_Exercise_: Repeat every line of the data below word for word.

Excerpts from a layout annotation set:

--*--

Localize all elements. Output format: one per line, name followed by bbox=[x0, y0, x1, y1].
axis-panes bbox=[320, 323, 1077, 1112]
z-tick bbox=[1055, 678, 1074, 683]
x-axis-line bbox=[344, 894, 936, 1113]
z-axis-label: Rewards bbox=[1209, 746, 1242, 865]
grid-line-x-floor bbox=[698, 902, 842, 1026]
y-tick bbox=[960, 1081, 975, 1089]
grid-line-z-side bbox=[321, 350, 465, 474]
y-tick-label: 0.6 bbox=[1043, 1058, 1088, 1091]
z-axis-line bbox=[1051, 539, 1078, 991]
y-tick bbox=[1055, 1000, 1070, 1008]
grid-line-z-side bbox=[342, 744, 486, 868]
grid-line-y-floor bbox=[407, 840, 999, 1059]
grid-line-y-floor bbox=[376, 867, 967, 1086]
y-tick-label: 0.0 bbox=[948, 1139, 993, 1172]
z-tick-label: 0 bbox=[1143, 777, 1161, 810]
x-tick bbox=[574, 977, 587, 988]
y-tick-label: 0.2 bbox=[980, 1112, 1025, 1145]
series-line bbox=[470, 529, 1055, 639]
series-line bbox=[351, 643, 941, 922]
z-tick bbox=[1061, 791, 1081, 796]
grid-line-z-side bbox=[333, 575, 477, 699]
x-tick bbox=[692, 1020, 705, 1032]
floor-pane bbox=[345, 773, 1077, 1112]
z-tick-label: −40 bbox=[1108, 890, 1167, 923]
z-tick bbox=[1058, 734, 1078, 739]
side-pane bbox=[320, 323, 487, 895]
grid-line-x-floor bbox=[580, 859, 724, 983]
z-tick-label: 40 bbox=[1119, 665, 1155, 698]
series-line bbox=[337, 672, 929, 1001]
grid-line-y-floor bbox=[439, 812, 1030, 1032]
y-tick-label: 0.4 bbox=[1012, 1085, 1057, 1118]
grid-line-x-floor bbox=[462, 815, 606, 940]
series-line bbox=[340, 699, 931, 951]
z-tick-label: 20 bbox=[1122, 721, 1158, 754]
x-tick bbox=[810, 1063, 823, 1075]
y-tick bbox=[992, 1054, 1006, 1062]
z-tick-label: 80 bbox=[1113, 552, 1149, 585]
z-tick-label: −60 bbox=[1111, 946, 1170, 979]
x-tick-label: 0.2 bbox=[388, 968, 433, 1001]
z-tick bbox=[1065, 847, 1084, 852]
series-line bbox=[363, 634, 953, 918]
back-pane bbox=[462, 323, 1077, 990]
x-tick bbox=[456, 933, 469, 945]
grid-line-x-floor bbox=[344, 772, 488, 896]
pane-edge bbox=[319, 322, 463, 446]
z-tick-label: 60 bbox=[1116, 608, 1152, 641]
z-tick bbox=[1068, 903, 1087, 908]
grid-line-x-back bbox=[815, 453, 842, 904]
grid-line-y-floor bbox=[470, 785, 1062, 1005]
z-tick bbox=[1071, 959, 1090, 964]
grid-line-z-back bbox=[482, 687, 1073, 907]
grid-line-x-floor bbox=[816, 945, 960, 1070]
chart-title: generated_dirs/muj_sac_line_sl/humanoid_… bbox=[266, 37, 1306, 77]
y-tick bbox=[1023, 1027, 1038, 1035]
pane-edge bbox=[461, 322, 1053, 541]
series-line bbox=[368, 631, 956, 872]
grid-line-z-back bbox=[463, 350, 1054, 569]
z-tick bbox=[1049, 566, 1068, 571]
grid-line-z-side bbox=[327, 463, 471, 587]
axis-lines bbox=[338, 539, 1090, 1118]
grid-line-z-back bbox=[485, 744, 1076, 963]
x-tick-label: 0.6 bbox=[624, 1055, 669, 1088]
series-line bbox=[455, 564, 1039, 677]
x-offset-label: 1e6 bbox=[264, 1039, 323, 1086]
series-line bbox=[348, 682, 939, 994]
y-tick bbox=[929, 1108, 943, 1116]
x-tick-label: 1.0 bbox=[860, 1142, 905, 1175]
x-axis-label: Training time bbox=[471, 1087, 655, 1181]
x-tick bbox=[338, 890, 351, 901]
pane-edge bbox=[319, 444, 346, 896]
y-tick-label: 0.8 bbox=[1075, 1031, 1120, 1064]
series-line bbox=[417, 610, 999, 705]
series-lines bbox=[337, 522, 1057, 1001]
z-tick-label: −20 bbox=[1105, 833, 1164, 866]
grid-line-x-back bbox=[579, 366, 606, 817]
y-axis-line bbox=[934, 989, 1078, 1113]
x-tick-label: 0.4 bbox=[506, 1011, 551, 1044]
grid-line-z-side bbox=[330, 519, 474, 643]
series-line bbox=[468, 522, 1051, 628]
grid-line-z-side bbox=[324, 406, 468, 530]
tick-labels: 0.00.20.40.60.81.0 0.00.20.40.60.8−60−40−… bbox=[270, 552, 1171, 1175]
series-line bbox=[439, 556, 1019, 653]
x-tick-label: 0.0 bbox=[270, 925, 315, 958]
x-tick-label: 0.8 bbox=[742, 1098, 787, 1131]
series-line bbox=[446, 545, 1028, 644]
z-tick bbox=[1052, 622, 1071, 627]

--*--

_Expected answer_:
Localize all elements. Output format: one per line, name followed by bbox=[x0, y0, x1, y1].
axis-panes bbox=[320, 323, 1077, 1112]
z-tick bbox=[1055, 678, 1074, 683]
x-axis-line bbox=[344, 894, 936, 1113]
z-axis-label: Rewards bbox=[1209, 746, 1242, 865]
grid-line-x-floor bbox=[698, 902, 842, 1026]
y-tick bbox=[960, 1081, 975, 1089]
grid-line-z-side bbox=[321, 350, 465, 474]
y-tick-label: 0.6 bbox=[1043, 1058, 1088, 1091]
z-axis-line bbox=[1051, 539, 1078, 991]
y-tick bbox=[1055, 1000, 1070, 1008]
grid-line-z-side bbox=[342, 744, 486, 868]
grid-line-y-floor bbox=[407, 840, 999, 1059]
grid-line-y-floor bbox=[376, 867, 967, 1086]
y-tick-label: 0.0 bbox=[948, 1139, 993, 1172]
z-tick-label: 0 bbox=[1143, 777, 1161, 810]
x-tick bbox=[574, 977, 587, 988]
y-tick-label: 0.2 bbox=[980, 1112, 1025, 1145]
series-line bbox=[470, 529, 1055, 639]
series-line bbox=[351, 643, 941, 922]
z-tick bbox=[1061, 791, 1081, 796]
grid-line-z-side bbox=[333, 575, 477, 699]
x-tick bbox=[692, 1020, 705, 1032]
floor-pane bbox=[345, 773, 1077, 1112]
z-tick-label: −40 bbox=[1108, 890, 1167, 923]
z-tick bbox=[1058, 734, 1078, 739]
side-pane bbox=[320, 323, 487, 895]
grid-line-x-floor bbox=[580, 859, 724, 983]
z-tick-label: 40 bbox=[1119, 665, 1155, 698]
series-line bbox=[337, 672, 929, 1001]
grid-line-y-floor bbox=[439, 812, 1030, 1032]
y-tick-label: 0.4 bbox=[1012, 1085, 1057, 1118]
grid-line-x-floor bbox=[462, 815, 606, 940]
series-line bbox=[340, 699, 931, 951]
z-tick-label: 20 bbox=[1122, 721, 1158, 754]
x-tick bbox=[810, 1063, 823, 1075]
y-tick bbox=[992, 1054, 1006, 1062]
z-tick-label: 80 bbox=[1113, 552, 1149, 585]
z-tick-label: −60 bbox=[1111, 946, 1170, 979]
x-tick-label: 0.2 bbox=[388, 968, 433, 1001]
z-tick bbox=[1065, 847, 1084, 852]
series-line bbox=[363, 634, 953, 918]
back-pane bbox=[462, 323, 1077, 990]
x-tick bbox=[456, 933, 469, 945]
grid-line-x-floor bbox=[344, 772, 488, 896]
pane-edge bbox=[319, 322, 463, 446]
z-tick-label: 60 bbox=[1116, 608, 1152, 641]
z-tick bbox=[1068, 903, 1087, 908]
grid-line-x-back bbox=[815, 453, 842, 904]
grid-line-y-floor bbox=[470, 785, 1062, 1005]
z-tick bbox=[1071, 959, 1090, 964]
grid-line-z-back bbox=[482, 687, 1073, 907]
grid-line-x-floor bbox=[816, 945, 960, 1070]
chart-title: generated_dirs/muj_sac_line_sl/humanoid_… bbox=[266, 37, 1306, 77]
y-tick bbox=[1023, 1027, 1038, 1035]
pane-edge bbox=[461, 322, 1053, 541]
series-line bbox=[368, 631, 956, 872]
grid-line-z-back bbox=[463, 350, 1054, 569]
z-tick bbox=[1049, 566, 1068, 571]
grid-line-z-side bbox=[327, 463, 471, 587]
axis-lines bbox=[338, 539, 1090, 1118]
grid-line-z-back bbox=[485, 744, 1076, 963]
x-tick-label: 0.6 bbox=[624, 1055, 669, 1088]
series-line bbox=[455, 564, 1039, 677]
x-offset-label: 1e6 bbox=[264, 1039, 323, 1086]
series-line bbox=[348, 682, 939, 994]
y-tick bbox=[929, 1108, 943, 1116]
x-tick-label: 1.0 bbox=[860, 1142, 905, 1175]
x-axis-label: Training time bbox=[471, 1087, 655, 1181]
x-tick bbox=[338, 890, 351, 901]
pane-edge bbox=[319, 444, 346, 896]
y-tick-label: 0.8 bbox=[1075, 1031, 1120, 1064]
series-line bbox=[417, 610, 999, 705]
series-lines bbox=[337, 522, 1057, 1001]
z-tick-label: −20 bbox=[1105, 833, 1164, 866]
grid-line-x-back bbox=[579, 366, 606, 817]
y-axis-line bbox=[934, 989, 1078, 1113]
x-tick-label: 0.4 bbox=[506, 1011, 551, 1044]
grid-line-z-side bbox=[330, 519, 474, 643]
series-line bbox=[468, 522, 1051, 628]
grid-line-z-side bbox=[324, 406, 468, 530]
tick-labels: 0.00.20.40.60.81.0 0.00.20.40.60.8−60−40−… bbox=[270, 552, 1171, 1175]
series-line bbox=[439, 556, 1019, 653]
x-tick-label: 0.0 bbox=[270, 925, 315, 958]
x-tick-label: 0.8 bbox=[742, 1098, 787, 1131]
series-line bbox=[446, 545, 1028, 644]
z-tick bbox=[1052, 622, 1071, 627]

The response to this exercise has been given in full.